start THE DATA

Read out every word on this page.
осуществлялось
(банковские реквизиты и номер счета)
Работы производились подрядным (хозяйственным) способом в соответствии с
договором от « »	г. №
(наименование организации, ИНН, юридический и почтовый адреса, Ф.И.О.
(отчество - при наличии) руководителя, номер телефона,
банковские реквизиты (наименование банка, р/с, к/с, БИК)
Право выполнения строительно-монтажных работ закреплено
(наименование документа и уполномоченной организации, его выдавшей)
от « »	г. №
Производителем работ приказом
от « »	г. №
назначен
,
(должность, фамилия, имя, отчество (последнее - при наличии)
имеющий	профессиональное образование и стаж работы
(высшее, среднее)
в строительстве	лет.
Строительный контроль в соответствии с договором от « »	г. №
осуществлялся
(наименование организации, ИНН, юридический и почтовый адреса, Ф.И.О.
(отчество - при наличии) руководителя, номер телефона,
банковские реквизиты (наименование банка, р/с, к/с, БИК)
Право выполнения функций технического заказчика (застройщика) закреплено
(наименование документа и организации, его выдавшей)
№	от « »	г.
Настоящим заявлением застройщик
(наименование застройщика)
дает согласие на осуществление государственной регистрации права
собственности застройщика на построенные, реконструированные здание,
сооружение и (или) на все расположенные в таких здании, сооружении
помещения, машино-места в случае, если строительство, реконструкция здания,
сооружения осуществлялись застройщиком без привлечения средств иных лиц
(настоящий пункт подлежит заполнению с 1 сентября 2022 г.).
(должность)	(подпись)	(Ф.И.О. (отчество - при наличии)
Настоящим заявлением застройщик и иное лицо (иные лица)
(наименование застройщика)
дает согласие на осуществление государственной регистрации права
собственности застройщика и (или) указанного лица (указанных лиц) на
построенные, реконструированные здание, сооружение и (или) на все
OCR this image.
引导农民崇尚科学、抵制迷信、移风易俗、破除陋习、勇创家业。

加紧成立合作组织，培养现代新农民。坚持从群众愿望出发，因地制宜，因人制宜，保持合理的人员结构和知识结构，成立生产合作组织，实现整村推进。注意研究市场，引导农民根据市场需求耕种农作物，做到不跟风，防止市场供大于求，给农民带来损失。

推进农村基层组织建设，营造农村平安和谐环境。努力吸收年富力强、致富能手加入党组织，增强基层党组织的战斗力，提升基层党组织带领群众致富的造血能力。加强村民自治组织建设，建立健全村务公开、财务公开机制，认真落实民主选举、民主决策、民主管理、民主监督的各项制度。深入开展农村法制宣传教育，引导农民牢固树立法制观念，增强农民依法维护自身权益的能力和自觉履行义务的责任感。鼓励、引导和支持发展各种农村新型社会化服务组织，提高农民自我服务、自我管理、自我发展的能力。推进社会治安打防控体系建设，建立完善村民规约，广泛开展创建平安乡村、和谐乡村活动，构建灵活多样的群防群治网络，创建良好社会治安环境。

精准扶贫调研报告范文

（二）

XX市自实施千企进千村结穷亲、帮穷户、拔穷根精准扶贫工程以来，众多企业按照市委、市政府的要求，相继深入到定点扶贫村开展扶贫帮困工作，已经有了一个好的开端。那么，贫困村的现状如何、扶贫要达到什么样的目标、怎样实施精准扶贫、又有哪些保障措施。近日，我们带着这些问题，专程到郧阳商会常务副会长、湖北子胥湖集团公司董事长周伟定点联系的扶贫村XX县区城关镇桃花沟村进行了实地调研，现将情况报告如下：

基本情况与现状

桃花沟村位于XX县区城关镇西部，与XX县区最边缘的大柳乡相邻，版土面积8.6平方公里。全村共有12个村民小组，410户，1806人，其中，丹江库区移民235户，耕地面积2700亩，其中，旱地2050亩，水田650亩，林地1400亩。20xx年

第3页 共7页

end THE DATA

Beginning with the line that contains "OCR this image.", quote each line exactly through the last line of the entries above, and nothing beyond them.

## CORRECT ANSWER
OCR this image.
引导农民崇尚科学、抵制迷信、移风易俗、破除陋习、勇创家业。

加紧成立合作组织，培养现代新农民。坚持从群众愿望出发，因地制宜，因人制宜，保持合理的人员结构和知识结构，成立生产合作组织，实现整村推进。注意研究市场，引导农民根据市场需求耕种农作物，做到不跟风，防止市场供大于求，给农民带来损失。

推进农村基层组织建设，营造农村平安和谐环境。努力吸收年富力强、致富能手加入党组织，增强基层党组织的战斗力，提升基层党组织带领群众致富的造血能力。加强村民自治组织建设，建立健全村务公开、财务公开机制，认真落实民主选举、民主决策、民主管理、民主监督的各项制度。深入开展农村法制宣传教育，引导农民牢固树立法制观念，增强农民依法维护自身权益的能力和自觉履行义务的责任感。鼓励、引导和支持发展各种农村新型社会化服务组织，提高农民自我服务、自我管理、自我发展的能力。推进社会治安打防控体系建设，建立完善村民规约，广泛开展创建平安乡村、和谐乡村活动，构建灵活多样的群防群治网络，创建良好社会治安环境。

精准扶贫调研报告范文

（二）

XX市自实施千企进千村结穷亲、帮穷户、拔穷根精准扶贫工程以来，众多企业按照市委、市政府的要求，相继深入到定点扶贫村开展扶贫帮困工作，已经有了一个好的开端。那么，贫困村的现状如何、扶贫要达到什么样的目标、怎样实施精准扶贫、又有哪些保障措施。近日，我们带着这些问题，专程到郧阳商会常务副会长、湖北子胥湖集团公司董事长周伟定点联系的扶贫村XX县区城关镇桃花沟村进行了实地调研，现将情况报告如下：

基本情况与现状

桃花沟村位于XX县区城关镇西部，与XX县区最边缘的大柳乡相邻，版土面积8.6平方公里。全村共有12个村民小组，410户，1806人，其中，丹江库区移民235户，耕地面积2700亩，其中，旱地2050亩，水田650亩，林地1400亩。20xx年

第3页 共7页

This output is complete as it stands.